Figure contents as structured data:
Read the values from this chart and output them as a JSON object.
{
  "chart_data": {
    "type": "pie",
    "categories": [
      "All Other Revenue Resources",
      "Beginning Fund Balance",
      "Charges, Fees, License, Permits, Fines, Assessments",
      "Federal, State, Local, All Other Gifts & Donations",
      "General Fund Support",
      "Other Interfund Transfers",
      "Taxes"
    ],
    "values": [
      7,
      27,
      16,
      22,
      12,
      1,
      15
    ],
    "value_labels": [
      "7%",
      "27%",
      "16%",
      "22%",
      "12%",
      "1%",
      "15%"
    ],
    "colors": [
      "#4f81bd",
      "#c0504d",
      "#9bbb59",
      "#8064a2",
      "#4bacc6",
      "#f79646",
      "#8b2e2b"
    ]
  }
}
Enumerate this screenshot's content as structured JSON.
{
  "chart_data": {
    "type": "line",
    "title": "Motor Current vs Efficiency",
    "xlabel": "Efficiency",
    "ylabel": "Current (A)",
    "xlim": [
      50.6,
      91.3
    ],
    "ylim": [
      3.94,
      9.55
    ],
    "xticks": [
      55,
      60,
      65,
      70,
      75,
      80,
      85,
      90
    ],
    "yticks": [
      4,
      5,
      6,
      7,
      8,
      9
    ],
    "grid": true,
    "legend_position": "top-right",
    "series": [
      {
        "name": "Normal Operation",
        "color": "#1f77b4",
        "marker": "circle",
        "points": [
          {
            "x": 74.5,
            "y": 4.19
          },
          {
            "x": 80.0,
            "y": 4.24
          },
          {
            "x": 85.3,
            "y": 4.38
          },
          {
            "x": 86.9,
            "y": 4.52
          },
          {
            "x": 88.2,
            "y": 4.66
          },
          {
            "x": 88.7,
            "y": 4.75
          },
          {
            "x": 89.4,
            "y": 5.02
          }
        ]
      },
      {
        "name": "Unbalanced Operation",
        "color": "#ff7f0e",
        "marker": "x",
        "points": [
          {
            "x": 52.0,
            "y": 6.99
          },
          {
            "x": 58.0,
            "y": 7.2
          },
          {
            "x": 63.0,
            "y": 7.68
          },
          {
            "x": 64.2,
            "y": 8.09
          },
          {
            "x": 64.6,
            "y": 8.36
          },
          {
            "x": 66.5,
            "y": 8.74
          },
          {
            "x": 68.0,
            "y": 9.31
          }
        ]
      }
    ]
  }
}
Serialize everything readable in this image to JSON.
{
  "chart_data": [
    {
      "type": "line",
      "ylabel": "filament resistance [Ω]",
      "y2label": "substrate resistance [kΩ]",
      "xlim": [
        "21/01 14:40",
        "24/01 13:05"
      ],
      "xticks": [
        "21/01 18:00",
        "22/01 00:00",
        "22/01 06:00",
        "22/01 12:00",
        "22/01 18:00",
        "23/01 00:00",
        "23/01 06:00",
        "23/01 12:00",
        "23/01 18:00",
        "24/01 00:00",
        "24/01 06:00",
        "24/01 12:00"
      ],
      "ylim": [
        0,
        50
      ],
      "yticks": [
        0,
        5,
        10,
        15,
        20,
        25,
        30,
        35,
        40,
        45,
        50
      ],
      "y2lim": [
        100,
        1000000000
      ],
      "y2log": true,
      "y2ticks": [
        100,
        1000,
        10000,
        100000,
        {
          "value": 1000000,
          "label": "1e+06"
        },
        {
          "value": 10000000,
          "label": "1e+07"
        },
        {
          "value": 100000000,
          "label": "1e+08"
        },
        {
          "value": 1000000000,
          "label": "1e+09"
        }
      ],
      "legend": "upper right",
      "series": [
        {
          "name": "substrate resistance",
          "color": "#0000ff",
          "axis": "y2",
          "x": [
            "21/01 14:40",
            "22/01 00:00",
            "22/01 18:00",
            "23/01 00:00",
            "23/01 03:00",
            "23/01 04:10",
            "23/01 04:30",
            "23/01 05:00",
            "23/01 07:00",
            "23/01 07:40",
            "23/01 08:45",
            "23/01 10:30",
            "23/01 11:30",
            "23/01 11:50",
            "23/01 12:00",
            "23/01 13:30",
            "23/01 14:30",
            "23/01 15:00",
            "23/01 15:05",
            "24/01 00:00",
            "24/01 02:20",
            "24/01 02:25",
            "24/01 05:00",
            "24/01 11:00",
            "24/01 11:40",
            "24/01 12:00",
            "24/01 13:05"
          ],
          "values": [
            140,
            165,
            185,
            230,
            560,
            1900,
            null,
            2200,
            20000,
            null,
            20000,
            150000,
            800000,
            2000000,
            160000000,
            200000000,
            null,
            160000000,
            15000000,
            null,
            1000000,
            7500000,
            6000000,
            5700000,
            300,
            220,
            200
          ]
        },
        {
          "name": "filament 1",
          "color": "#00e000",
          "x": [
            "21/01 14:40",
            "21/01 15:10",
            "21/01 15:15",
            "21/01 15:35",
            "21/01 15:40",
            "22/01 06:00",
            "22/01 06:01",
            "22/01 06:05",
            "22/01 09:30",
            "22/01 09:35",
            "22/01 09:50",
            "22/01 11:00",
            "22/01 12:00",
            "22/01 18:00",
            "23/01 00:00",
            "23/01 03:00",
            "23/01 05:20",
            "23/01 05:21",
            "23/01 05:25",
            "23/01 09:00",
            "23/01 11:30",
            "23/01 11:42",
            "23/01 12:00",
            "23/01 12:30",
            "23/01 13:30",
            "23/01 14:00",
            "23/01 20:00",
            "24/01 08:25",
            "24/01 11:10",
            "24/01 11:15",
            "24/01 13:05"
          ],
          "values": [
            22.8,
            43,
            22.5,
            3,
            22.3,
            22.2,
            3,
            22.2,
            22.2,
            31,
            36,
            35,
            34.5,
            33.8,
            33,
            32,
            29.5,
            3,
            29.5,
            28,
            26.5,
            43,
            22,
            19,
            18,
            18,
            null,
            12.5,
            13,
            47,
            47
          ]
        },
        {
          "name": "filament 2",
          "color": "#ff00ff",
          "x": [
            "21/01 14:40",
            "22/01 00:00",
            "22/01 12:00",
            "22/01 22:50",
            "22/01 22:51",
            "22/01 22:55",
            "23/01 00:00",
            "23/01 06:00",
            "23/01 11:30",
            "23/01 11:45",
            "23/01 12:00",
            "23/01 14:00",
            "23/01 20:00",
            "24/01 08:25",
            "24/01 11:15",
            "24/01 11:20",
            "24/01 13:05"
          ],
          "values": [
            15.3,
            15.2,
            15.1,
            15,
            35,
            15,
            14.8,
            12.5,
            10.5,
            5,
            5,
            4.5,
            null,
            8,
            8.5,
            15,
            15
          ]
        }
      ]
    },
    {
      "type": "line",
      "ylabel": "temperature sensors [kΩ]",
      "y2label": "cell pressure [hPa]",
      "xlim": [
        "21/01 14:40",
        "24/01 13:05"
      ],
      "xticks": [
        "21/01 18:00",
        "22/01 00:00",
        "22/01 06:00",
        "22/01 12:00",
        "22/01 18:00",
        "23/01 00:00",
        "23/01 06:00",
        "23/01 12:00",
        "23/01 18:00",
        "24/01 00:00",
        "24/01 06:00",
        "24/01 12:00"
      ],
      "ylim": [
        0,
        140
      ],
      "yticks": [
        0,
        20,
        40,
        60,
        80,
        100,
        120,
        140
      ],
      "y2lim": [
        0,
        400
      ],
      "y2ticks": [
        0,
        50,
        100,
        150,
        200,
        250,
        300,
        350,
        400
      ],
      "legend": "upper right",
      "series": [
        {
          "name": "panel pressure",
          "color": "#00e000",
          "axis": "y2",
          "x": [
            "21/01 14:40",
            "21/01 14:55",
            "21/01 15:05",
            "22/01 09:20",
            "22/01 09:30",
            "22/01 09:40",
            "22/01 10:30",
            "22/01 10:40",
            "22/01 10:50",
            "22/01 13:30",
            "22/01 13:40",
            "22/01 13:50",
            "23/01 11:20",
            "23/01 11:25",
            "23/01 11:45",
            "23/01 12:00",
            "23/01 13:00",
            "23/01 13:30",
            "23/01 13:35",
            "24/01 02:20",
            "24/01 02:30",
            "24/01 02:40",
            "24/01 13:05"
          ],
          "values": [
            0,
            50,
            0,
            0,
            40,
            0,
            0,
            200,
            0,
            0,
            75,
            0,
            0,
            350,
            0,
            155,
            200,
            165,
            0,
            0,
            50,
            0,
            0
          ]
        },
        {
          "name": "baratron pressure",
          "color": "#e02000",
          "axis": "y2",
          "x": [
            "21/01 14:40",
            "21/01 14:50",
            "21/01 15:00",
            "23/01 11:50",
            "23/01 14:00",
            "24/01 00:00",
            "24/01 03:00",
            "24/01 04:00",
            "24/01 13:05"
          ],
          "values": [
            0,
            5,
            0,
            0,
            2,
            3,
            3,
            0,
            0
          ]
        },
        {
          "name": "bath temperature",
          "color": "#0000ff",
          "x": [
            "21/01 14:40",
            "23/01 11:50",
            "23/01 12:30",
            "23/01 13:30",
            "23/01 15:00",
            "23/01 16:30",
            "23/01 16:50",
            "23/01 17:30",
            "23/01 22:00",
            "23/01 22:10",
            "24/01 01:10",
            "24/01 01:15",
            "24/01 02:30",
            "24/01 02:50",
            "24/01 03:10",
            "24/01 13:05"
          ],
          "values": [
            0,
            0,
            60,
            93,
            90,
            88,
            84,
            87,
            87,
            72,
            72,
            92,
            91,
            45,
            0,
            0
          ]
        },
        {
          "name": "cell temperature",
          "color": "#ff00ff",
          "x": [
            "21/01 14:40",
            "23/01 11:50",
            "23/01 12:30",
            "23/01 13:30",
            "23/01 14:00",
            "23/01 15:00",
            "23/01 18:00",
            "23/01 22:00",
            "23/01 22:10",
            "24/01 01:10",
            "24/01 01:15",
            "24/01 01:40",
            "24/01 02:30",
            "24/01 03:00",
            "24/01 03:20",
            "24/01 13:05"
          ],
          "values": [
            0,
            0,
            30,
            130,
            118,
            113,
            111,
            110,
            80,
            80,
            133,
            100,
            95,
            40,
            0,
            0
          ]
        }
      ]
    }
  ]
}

[Exercise]
Give only the number of lines in the entries above that contain the string "Operation".

[Problem solution]
2